What is being asked. Please print the full listing exactly.
-- begin --
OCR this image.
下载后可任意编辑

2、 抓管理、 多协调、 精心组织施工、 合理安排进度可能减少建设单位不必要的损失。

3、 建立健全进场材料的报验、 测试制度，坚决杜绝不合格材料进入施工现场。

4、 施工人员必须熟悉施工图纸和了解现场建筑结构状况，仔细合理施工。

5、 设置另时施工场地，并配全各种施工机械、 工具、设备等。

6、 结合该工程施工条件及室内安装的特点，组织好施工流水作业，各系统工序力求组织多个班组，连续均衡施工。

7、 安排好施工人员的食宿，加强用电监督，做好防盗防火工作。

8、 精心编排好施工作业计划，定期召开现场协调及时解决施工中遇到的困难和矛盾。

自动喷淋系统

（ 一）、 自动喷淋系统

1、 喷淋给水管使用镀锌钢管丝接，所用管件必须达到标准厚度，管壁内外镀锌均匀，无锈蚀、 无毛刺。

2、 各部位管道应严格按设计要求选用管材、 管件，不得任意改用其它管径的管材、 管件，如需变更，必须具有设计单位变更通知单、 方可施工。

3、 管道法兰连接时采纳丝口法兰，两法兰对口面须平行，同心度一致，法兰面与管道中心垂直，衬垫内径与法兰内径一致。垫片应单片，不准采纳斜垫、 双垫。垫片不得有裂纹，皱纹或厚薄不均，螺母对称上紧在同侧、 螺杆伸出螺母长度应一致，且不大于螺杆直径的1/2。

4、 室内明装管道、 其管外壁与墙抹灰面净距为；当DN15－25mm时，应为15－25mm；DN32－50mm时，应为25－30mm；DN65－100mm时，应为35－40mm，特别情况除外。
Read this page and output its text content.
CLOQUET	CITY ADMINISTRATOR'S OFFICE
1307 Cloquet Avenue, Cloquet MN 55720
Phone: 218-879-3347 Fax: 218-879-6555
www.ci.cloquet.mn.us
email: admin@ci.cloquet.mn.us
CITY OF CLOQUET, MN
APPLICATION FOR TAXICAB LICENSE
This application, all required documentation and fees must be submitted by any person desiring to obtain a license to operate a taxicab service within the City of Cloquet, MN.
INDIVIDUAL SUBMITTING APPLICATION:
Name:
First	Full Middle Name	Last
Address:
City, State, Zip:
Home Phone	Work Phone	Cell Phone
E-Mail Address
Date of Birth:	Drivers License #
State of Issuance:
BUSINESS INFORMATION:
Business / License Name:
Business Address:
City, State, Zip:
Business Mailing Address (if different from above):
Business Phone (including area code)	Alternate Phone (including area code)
-- end --
Solution for this task.
OCR this image.
下载后可任意编辑

2、 抓管理、 多协调、 精心组织施工、 合理安排进度可能减少建设单位不必要的损失。

3、 建立健全进场材料的报验、 测试制度，坚决杜绝不合格材料进入施工现场。

4、 施工人员必须熟悉施工图纸和了解现场建筑结构状况，仔细合理施工。

5、 设置另时施工场地，并配全各种施工机械、 工具、设备等。

6、 结合该工程施工条件及室内安装的特点，组织好施工流水作业，各系统工序力求组织多个班组，连续均衡施工。

7、 安排好施工人员的食宿，加强用电监督，做好防盗防火工作。

8、 精心编排好施工作业计划，定期召开现场协调及时解决施工中遇到的困难和矛盾。

自动喷淋系统

（ 一）、 自动喷淋系统

1、 喷淋给水管使用镀锌钢管丝接，所用管件必须达到标准厚度，管壁内外镀锌均匀，无锈蚀、 无毛刺。

2、 各部位管道应严格按设计要求选用管材、 管件，不得任意改用其它管径的管材、 管件，如需变更，必须具有设计单位变更通知单、 方可施工。

3、 管道法兰连接时采纳丝口法兰，两法兰对口面须平行，同心度一致，法兰面与管道中心垂直，衬垫内径与法兰内径一致。垫片应单片，不准采纳斜垫、 双垫。垫片不得有裂纹，皱纹或厚薄不均，螺母对称上紧在同侧、 螺杆伸出螺母长度应一致，且不大于螺杆直径的1/2。

4、 室内明装管道、 其管外壁与墙抹灰面净距为；当DN15－25mm时，应为15－25mm；DN32－50mm时，应为25－30mm；DN65－100mm时，应为35－40mm，特别情况除外。
Read this page and output its text content.
CLOQUET	CITY ADMINISTRATOR'S OFFICE
1307 Cloquet Avenue, Cloquet MN 55720
Phone: 218-879-3347 Fax: 218-879-6555
www.ci.cloquet.mn.us
email: admin@ci.cloquet.mn.us
CITY OF CLOQUET, MN
APPLICATION FOR TAXICAB LICENSE
This application, all required documentation and fees must be submitted by any person desiring to obtain a license to operate a taxicab service within the City of Cloquet, MN.
INDIVIDUAL SUBMITTING APPLICATION:
Name:
First	Full Middle Name	Last
Address:
City, State, Zip:
Home Phone	Work Phone	Cell Phone
E-Mail Address
Date of Birth:	Drivers License #
State of Issuance:
BUSINESS INFORMATION:
Business / License Name:
Business Address:
City, State, Zip:
Business Mailing Address (if different from above):
Business Phone (including area code)	Alternate Phone (including area code)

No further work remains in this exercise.